>>>>

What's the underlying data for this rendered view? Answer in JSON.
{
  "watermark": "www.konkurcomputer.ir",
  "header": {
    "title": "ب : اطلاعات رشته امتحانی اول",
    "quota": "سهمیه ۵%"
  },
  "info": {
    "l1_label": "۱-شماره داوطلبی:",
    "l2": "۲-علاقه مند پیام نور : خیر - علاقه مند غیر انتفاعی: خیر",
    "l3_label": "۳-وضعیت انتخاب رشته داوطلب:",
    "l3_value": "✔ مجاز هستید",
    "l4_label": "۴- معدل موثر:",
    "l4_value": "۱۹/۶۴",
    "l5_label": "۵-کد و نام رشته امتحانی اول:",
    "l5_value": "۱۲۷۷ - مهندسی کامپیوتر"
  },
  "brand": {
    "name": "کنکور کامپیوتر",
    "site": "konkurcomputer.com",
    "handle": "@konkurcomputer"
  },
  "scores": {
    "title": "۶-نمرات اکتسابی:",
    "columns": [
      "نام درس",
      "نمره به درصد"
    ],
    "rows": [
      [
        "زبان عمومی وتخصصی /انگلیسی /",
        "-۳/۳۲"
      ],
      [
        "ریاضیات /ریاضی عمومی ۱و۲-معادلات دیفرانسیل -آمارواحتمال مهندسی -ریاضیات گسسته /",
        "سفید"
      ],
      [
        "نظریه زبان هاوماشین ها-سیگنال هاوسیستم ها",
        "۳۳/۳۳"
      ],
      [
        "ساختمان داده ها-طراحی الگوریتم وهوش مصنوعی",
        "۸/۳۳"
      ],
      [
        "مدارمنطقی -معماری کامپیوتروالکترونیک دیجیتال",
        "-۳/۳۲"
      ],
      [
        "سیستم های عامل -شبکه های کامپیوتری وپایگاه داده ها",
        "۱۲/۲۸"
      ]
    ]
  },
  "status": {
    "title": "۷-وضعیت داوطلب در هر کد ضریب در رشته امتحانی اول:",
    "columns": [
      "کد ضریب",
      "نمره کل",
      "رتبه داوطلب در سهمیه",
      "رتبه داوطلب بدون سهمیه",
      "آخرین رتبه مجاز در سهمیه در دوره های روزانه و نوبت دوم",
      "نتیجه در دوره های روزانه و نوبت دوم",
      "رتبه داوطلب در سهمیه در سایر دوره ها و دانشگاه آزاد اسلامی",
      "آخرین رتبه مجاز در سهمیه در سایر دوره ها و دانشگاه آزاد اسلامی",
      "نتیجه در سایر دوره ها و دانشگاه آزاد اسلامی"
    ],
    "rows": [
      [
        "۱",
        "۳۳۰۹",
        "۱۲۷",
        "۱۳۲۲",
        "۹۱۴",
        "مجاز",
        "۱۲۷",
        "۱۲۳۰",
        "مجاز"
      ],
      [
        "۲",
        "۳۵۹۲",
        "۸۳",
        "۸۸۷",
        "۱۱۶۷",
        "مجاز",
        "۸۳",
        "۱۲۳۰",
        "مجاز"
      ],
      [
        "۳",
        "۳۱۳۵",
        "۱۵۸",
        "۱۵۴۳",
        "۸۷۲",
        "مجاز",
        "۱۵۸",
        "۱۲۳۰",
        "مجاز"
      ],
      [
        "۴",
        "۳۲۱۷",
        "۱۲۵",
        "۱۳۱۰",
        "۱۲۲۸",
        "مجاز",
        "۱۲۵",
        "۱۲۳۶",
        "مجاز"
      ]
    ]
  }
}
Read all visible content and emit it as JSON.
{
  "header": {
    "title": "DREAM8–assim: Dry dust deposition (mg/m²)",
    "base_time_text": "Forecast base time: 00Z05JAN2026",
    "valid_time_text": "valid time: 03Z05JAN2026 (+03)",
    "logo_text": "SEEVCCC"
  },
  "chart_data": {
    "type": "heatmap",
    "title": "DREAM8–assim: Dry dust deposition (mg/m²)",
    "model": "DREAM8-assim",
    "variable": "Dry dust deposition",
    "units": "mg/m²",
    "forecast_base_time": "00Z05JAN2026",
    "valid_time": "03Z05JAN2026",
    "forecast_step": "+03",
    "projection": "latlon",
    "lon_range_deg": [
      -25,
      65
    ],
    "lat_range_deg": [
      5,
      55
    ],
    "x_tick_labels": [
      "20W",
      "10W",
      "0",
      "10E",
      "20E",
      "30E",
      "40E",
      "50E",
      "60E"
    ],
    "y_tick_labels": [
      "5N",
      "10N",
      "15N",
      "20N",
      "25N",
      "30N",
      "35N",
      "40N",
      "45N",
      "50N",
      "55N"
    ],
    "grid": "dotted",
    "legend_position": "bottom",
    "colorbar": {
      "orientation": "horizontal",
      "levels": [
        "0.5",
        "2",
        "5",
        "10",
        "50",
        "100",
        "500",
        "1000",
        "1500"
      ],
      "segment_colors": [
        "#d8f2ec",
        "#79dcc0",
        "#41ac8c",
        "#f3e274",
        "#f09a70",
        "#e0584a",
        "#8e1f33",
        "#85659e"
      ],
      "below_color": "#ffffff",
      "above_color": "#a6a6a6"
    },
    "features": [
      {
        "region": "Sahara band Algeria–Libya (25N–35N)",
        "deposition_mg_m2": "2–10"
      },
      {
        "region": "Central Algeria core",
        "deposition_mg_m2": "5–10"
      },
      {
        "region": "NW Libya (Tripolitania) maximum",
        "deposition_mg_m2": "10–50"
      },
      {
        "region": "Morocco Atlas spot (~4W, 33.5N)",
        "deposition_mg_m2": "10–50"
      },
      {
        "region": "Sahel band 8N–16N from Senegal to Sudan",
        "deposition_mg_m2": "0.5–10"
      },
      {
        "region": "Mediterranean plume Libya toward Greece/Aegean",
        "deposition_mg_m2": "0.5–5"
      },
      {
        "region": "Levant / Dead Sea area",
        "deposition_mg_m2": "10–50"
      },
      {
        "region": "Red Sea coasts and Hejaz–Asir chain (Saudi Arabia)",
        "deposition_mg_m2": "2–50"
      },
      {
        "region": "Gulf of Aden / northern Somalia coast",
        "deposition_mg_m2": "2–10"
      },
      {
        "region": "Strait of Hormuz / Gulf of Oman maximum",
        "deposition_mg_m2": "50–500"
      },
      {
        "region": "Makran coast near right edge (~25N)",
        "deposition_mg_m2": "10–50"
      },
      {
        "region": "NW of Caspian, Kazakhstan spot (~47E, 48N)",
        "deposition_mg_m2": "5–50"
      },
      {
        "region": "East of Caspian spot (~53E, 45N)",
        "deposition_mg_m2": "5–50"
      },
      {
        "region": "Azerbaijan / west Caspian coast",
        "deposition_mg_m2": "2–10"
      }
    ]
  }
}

<<<<

- _Task instructions_
Of all the lines above, how many contain the word "رشته"? Give the number and nothing else.

- _Output_
4